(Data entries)
- - -

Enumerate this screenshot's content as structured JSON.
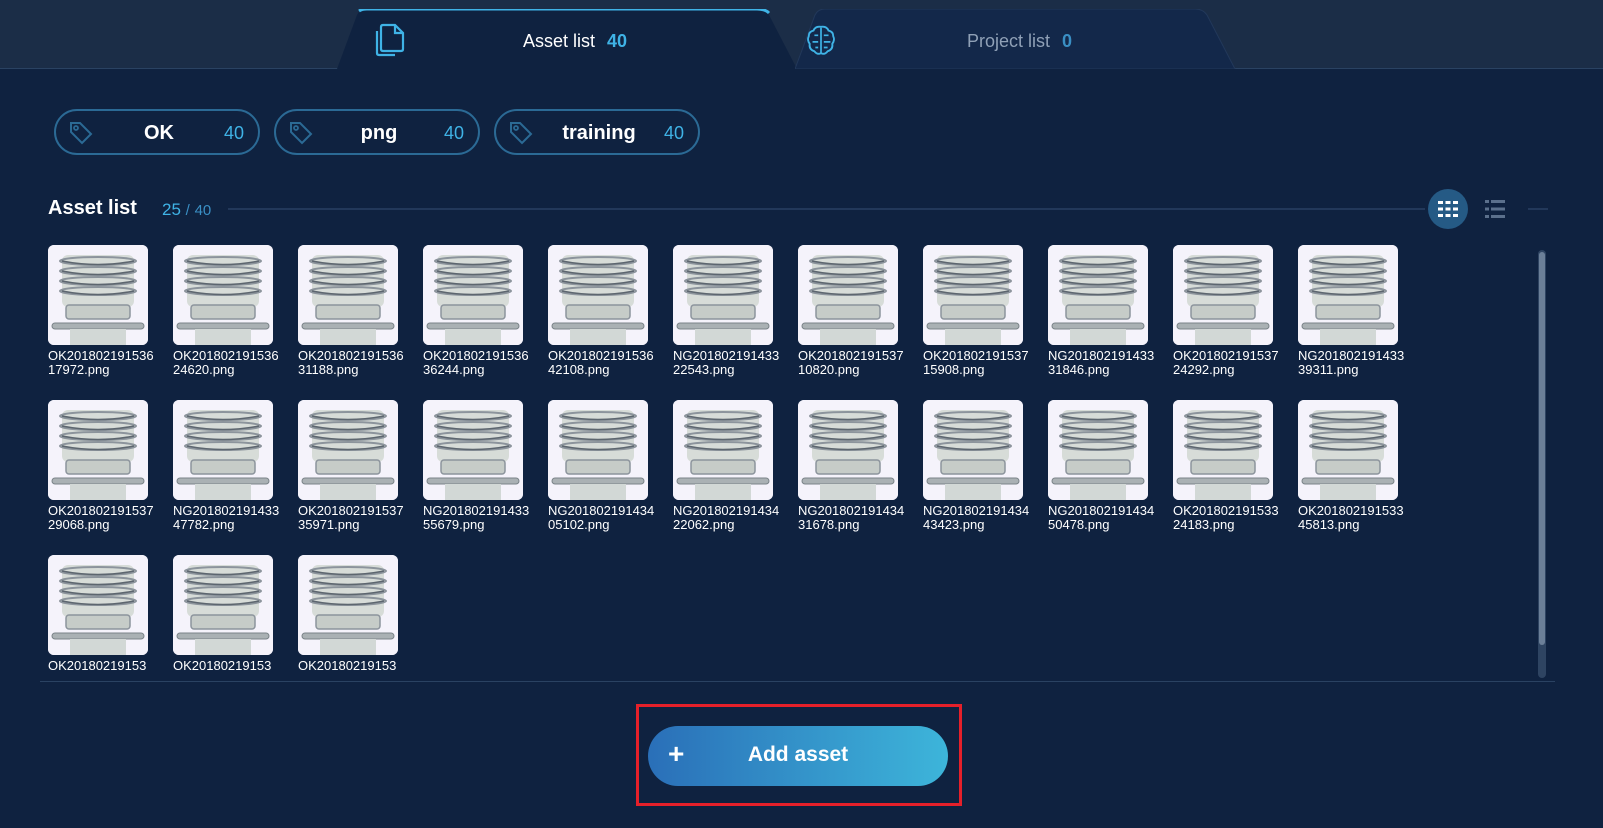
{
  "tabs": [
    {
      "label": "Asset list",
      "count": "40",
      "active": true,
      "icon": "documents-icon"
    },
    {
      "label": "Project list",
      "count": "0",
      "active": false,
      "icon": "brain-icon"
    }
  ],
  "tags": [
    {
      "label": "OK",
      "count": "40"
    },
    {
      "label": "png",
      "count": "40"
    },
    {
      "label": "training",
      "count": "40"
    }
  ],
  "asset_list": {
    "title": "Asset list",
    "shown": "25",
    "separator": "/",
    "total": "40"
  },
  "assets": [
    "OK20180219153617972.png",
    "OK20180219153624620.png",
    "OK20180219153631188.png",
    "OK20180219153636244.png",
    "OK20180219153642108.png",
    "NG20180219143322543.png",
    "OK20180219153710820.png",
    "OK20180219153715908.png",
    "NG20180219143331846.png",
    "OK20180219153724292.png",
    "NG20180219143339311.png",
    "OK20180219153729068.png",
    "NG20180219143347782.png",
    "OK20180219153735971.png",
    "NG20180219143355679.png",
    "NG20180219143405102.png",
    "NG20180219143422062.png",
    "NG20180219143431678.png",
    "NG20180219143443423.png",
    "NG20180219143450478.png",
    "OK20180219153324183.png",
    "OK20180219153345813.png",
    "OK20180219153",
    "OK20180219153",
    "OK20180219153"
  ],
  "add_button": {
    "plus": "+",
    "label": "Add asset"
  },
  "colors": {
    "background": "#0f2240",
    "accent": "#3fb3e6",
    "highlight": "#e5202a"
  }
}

- - -

Task statement: The word "icon" appears in how many lines of the records? Give the number only.

The output: 2